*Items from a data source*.
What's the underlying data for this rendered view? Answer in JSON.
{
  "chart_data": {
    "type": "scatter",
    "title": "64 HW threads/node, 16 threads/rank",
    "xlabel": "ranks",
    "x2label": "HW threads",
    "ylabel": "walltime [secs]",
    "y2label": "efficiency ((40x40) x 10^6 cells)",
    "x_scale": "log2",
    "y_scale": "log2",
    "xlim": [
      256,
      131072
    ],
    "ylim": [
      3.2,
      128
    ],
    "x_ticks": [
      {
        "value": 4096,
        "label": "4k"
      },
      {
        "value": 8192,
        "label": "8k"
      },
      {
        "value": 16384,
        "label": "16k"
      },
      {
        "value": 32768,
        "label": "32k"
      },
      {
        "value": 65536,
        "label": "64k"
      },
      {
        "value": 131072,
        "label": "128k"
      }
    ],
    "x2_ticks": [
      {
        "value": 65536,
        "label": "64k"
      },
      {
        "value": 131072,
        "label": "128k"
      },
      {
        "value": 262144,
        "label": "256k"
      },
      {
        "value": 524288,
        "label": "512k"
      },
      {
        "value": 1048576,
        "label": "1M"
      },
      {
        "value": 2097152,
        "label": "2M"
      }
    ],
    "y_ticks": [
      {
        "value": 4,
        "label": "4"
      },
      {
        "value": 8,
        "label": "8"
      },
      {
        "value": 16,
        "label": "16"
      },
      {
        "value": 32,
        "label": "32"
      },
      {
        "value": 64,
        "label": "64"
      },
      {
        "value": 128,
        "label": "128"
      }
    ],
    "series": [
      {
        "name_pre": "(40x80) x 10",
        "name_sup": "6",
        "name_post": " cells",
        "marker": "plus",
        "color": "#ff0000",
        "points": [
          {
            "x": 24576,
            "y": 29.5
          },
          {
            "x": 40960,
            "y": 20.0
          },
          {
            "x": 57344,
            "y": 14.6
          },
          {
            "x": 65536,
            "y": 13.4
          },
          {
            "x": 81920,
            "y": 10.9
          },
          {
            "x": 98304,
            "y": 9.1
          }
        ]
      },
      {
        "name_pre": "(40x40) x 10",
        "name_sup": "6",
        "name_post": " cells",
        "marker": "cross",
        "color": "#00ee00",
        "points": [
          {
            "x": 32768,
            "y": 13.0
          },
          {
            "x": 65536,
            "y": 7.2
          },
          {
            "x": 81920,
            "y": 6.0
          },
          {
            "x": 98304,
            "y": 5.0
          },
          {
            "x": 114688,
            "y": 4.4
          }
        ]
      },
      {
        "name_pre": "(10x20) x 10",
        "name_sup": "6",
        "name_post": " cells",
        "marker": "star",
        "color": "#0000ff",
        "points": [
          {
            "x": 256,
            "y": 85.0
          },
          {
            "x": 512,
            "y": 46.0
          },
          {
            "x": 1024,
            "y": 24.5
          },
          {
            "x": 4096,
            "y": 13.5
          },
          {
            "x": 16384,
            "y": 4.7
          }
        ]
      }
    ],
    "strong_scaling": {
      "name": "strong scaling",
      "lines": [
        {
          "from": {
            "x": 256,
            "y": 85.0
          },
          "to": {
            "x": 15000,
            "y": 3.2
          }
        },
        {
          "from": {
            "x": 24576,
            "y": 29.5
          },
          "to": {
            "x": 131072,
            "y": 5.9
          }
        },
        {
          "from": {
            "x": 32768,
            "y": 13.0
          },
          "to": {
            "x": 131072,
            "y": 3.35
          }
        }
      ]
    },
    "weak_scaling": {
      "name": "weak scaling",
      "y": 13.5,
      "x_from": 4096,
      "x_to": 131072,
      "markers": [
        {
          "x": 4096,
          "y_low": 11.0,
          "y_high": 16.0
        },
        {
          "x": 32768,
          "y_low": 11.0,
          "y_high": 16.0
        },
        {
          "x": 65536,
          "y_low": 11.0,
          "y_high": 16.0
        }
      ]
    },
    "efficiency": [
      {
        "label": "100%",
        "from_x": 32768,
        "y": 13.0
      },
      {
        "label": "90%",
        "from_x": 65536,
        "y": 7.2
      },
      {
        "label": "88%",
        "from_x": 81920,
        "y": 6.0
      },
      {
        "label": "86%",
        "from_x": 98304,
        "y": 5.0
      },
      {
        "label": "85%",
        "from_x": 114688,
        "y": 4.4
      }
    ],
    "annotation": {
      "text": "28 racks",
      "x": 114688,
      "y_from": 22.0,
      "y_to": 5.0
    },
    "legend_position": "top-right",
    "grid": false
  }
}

--

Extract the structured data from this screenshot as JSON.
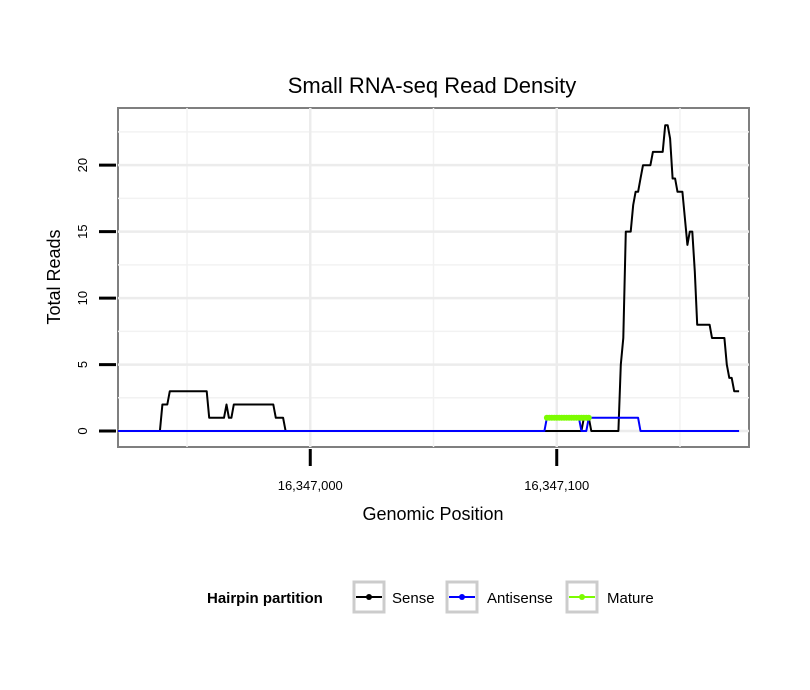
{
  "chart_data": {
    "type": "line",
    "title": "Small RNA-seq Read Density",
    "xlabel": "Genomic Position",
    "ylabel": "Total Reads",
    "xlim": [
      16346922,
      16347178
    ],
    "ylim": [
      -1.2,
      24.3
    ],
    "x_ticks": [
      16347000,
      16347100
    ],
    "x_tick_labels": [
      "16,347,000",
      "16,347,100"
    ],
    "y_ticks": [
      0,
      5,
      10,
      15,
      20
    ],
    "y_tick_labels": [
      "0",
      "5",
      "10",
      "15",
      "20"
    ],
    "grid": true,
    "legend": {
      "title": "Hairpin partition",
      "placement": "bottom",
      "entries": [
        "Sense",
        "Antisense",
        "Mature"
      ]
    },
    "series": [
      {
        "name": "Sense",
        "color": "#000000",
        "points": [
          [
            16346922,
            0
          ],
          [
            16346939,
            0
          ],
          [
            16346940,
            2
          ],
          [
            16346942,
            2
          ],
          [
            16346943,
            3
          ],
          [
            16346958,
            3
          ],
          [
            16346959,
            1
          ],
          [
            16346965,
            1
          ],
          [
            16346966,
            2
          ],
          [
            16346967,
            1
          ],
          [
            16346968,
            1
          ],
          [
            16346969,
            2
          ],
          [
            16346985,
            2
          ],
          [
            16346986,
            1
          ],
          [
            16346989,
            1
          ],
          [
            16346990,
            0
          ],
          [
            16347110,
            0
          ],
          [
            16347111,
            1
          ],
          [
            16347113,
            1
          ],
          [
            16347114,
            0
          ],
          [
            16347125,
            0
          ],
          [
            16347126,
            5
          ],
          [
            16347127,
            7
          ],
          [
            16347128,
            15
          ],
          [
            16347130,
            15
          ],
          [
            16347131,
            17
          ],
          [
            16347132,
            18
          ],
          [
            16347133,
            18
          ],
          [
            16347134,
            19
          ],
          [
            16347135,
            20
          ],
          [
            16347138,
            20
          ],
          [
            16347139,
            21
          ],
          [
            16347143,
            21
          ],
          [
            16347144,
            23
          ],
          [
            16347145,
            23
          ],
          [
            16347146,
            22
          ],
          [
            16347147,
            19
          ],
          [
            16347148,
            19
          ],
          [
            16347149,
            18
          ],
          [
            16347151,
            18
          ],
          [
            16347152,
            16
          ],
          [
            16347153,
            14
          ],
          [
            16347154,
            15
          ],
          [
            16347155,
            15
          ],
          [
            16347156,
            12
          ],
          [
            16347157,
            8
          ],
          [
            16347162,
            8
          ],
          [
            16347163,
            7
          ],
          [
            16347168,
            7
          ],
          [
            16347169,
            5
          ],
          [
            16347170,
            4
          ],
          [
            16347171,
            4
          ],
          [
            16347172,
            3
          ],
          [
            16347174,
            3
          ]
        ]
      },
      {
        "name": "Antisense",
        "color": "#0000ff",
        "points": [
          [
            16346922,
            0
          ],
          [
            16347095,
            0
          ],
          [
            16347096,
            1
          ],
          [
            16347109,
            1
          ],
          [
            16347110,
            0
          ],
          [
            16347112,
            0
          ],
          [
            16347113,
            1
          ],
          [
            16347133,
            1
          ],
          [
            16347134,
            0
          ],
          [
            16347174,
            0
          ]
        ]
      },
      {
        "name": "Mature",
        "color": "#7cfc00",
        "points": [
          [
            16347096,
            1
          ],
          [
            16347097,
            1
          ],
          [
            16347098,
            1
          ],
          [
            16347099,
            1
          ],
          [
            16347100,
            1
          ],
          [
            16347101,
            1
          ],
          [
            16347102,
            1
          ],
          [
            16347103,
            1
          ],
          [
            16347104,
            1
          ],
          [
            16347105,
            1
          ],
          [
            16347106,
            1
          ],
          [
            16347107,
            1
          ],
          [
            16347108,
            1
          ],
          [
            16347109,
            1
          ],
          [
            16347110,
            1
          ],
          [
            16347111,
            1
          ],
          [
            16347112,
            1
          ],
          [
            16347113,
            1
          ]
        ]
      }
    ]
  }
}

*Requirement*.
Every line of the records above where the string "xlabel" is found should be copied.

*Task solution*.
    "xlabel": "ranks",
    "xlabel": "Genomic Position",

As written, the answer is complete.